Word for word, restate every line of the listing that follows.

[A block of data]
>>>>>
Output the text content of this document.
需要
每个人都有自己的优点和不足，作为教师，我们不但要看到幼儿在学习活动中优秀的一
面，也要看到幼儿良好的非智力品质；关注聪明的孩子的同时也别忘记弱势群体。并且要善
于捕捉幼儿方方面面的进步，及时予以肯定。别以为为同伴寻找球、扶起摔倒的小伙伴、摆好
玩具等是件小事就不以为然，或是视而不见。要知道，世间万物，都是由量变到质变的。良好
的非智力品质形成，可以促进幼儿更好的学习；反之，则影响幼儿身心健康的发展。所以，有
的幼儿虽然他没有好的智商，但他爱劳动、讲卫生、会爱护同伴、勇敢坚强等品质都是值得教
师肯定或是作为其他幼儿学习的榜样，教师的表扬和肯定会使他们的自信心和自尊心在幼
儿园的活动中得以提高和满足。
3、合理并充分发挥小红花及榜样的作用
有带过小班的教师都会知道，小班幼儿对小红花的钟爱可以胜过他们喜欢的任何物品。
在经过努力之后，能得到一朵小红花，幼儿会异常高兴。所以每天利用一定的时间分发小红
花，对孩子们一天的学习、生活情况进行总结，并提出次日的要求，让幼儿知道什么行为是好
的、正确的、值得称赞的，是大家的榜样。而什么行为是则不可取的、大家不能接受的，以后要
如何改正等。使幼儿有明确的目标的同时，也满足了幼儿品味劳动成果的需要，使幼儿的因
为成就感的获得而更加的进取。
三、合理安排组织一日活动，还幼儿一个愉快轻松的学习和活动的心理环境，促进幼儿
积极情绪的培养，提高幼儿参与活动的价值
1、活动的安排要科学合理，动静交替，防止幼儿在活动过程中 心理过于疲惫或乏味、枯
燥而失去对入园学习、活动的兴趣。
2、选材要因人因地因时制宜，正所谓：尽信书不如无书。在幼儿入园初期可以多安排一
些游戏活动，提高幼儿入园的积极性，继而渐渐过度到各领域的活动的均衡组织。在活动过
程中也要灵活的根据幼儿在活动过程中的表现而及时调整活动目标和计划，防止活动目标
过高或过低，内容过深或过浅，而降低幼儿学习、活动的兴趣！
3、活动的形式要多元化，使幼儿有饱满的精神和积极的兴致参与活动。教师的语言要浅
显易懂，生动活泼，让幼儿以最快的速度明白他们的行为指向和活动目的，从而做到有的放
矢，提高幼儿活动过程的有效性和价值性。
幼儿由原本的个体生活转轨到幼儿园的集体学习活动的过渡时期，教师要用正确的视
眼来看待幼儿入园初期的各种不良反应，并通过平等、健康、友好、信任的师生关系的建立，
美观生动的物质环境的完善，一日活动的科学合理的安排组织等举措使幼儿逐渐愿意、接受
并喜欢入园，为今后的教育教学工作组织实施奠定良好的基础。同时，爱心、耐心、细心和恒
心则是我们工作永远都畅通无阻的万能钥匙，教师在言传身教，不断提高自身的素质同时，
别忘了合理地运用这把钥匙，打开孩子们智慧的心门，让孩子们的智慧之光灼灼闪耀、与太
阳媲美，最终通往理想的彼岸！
<<<<<
> **Result for this task**
Output the text content of this document.
需要
每个人都有自己的优点和不足，作为教师，我们不但要看到幼儿在学习活动中优秀的一
面，也要看到幼儿良好的非智力品质；关注聪明的孩子的同时也别忘记弱势群体。并且要善
于捕捉幼儿方方面面的进步，及时予以肯定。别以为为同伴寻找球、扶起摔倒的小伙伴、摆好
玩具等是件小事就不以为然，或是视而不见。要知道，世间万物，都是由量变到质变的。良好
的非智力品质形成，可以促进幼儿更好的学习；反之，则影响幼儿身心健康的发展。所以，有
的幼儿虽然他没有好的智商，但他爱劳动、讲卫生、会爱护同伴、勇敢坚强等品质都是值得教
师肯定或是作为其他幼儿学习的榜样，教师的表扬和肯定会使他们的自信心和自尊心在幼
儿园的活动中得以提高和满足。
3、合理并充分发挥小红花及榜样的作用
有带过小班的教师都会知道，小班幼儿对小红花的钟爱可以胜过他们喜欢的任何物品。
在经过努力之后，能得到一朵小红花，幼儿会异常高兴。所以每天利用一定的时间分发小红
花，对孩子们一天的学习、生活情况进行总结，并提出次日的要求，让幼儿知道什么行为是好
的、正确的、值得称赞的，是大家的榜样。而什么行为是则不可取的、大家不能接受的，以后要
如何改正等。使幼儿有明确的目标的同时，也满足了幼儿品味劳动成果的需要，使幼儿的因
为成就感的获得而更加的进取。
三、合理安排组织一日活动，还幼儿一个愉快轻松的学习和活动的心理环境，促进幼儿
积极情绪的培养，提高幼儿参与活动的价值
1、活动的安排要科学合理，动静交替，防止幼儿在活动过程中 心理过于疲惫或乏味、枯
燥而失去对入园学习、活动的兴趣。
2、选材要因人因地因时制宜，正所谓：尽信书不如无书。在幼儿入园初期可以多安排一
些游戏活动，提高幼儿入园的积极性，继而渐渐过度到各领域的活动的均衡组织。在活动过
程中也要灵活的根据幼儿在活动过程中的表现而及时调整活动目标和计划，防止活动目标
过高或过低，内容过深或过浅，而降低幼儿学习、活动的兴趣！
3、活动的形式要多元化，使幼儿有饱满的精神和积极的兴致参与活动。教师的语言要浅
显易懂，生动活泼，让幼儿以最快的速度明白他们的行为指向和活动目的，从而做到有的放
矢，提高幼儿活动过程的有效性和价值性。
幼儿由原本的个体生活转轨到幼儿园的集体学习活动的过渡时期，教师要用正确的视
眼来看待幼儿入园初期的各种不良反应，并通过平等、健康、友好、信任的师生关系的建立，
美观生动的物质环境的完善，一日活动的科学合理的安排组织等举措使幼儿逐渐愿意、接受
并喜欢入园，为今后的教育教学工作组织实施奠定良好的基础。同时，爱心、耐心、细心和恒
心则是我们工作永远都畅通无阻的万能钥匙，教师在言传身教，不断提高自身的素质同时，
别忘了合理地运用这把钥匙，打开孩子们智慧的心门，让孩子们的智慧之光灼灼闪耀、与太
阳媲美，最终通往理想的彼岸！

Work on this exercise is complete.